**SHORT TASK**
Check every line of the entries for "testutil", and copy the lines that hold it.
[Start MATERIAL TO PROCESS]
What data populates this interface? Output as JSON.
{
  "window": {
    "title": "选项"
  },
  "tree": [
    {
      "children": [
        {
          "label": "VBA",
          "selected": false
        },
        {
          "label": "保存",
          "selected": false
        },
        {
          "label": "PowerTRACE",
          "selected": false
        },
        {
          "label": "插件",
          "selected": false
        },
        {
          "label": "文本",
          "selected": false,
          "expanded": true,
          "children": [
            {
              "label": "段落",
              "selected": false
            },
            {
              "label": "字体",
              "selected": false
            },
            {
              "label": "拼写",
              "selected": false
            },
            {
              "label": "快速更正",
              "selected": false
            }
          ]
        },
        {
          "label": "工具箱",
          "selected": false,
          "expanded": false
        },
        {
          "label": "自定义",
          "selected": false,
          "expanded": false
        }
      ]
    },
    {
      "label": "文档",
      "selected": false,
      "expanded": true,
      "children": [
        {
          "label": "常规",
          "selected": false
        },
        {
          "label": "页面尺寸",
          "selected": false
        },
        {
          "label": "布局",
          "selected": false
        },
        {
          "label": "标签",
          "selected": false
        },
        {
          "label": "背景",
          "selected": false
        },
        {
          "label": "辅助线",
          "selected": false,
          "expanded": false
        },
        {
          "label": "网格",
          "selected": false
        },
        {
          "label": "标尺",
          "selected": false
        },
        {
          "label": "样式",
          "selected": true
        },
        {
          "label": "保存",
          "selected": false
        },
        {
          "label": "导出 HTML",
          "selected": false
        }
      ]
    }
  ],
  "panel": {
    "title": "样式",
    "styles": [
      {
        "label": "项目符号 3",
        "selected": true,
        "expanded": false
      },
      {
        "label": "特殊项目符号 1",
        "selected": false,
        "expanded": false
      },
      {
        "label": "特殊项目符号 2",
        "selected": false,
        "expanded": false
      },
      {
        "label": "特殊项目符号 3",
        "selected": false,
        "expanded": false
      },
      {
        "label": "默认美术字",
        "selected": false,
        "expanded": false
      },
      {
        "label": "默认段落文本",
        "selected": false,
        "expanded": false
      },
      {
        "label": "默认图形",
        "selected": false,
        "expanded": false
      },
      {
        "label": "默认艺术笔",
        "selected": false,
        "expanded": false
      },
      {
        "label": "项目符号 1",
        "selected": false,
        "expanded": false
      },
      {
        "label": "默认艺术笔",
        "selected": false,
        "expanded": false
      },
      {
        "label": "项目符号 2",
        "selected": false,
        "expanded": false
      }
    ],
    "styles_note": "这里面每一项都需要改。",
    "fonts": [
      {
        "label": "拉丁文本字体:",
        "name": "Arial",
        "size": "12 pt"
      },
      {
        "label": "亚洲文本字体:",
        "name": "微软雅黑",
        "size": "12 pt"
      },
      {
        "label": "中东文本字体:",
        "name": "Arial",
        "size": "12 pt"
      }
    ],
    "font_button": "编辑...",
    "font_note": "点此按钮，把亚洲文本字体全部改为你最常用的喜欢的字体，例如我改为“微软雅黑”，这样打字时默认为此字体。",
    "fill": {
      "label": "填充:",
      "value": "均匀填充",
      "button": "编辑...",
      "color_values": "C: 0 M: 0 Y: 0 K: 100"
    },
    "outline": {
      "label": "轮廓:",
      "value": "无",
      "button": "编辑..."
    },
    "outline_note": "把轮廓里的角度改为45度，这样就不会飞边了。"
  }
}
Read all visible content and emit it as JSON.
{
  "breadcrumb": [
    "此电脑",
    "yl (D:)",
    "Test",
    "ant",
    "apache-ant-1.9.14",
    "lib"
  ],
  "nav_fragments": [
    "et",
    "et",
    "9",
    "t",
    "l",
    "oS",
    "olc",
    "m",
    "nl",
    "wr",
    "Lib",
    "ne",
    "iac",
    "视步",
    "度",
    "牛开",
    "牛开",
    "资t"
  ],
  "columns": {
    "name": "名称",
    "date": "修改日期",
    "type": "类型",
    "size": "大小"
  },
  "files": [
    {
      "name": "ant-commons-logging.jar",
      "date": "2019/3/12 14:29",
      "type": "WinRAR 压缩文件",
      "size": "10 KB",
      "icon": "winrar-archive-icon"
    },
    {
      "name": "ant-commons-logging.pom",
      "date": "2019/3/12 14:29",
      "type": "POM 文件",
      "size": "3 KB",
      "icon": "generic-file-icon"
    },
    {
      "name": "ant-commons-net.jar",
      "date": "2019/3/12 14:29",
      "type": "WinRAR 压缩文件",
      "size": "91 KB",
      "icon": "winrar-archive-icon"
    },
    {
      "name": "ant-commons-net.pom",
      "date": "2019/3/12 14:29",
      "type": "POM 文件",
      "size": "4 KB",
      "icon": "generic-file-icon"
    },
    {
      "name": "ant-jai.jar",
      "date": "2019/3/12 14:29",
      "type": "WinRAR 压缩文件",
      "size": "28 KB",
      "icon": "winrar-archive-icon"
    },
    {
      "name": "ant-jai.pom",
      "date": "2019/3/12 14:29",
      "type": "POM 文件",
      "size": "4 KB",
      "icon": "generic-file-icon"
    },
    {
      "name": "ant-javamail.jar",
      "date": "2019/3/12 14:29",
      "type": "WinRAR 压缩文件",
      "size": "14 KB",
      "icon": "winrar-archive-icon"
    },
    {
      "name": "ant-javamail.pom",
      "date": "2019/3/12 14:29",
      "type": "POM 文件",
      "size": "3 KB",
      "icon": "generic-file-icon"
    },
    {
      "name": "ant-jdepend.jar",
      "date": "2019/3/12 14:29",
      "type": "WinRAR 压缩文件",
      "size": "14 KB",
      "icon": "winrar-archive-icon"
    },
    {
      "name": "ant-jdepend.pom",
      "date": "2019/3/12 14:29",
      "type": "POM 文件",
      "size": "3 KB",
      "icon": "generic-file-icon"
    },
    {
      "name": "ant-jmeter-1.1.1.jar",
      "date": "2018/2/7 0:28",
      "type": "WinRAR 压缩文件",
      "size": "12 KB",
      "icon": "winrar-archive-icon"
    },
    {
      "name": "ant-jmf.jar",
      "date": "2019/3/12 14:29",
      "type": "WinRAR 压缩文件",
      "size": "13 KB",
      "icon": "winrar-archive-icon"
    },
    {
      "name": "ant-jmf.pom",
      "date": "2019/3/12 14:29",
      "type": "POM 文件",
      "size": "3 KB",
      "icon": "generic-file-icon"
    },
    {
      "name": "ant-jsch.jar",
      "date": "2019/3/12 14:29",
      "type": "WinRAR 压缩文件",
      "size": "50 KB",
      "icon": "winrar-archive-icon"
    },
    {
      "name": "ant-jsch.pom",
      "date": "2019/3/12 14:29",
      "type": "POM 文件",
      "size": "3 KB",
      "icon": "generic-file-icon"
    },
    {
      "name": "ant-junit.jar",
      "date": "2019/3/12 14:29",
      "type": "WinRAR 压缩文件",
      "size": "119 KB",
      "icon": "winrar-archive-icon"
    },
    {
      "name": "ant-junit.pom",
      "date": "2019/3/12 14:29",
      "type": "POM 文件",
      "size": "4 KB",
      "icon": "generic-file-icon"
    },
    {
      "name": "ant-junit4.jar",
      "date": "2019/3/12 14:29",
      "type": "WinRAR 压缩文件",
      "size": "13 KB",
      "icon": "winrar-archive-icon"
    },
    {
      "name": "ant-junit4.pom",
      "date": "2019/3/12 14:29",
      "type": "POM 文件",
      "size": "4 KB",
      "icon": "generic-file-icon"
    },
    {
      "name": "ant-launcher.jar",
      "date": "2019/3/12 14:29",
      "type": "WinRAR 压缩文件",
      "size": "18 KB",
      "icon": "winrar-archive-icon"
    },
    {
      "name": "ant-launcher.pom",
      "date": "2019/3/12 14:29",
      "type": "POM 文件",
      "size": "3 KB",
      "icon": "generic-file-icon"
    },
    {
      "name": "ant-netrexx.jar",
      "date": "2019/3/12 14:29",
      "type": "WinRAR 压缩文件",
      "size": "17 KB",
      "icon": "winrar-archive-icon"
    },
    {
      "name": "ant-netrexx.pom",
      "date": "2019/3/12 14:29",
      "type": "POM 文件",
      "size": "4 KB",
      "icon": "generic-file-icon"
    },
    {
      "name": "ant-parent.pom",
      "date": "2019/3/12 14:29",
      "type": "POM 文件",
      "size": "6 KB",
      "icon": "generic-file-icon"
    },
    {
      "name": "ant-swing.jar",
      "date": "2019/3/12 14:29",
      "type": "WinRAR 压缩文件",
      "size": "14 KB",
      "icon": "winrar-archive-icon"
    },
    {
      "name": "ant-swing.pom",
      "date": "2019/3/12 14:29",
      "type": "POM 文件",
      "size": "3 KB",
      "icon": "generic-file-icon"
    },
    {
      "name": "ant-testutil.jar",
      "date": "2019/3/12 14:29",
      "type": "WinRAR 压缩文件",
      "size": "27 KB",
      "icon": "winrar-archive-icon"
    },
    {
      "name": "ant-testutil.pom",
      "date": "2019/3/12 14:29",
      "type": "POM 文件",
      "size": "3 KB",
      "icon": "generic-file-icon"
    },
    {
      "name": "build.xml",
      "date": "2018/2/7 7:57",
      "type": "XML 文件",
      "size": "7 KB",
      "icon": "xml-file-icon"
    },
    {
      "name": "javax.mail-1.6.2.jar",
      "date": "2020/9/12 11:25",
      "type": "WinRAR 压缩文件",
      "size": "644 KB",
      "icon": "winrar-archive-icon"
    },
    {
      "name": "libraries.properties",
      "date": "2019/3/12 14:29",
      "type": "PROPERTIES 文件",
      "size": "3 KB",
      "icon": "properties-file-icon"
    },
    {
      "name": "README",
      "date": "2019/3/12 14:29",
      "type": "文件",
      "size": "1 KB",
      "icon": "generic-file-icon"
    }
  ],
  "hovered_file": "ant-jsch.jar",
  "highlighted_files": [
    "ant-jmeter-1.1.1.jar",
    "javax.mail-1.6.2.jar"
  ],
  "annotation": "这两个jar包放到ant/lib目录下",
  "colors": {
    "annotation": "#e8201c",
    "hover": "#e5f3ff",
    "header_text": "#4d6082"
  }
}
[End MATERIAL TO PROCESS]
**CORRECT RESPONSE**
      "name": "ant-testutil.jar",
      "name": "ant-testutil.pom",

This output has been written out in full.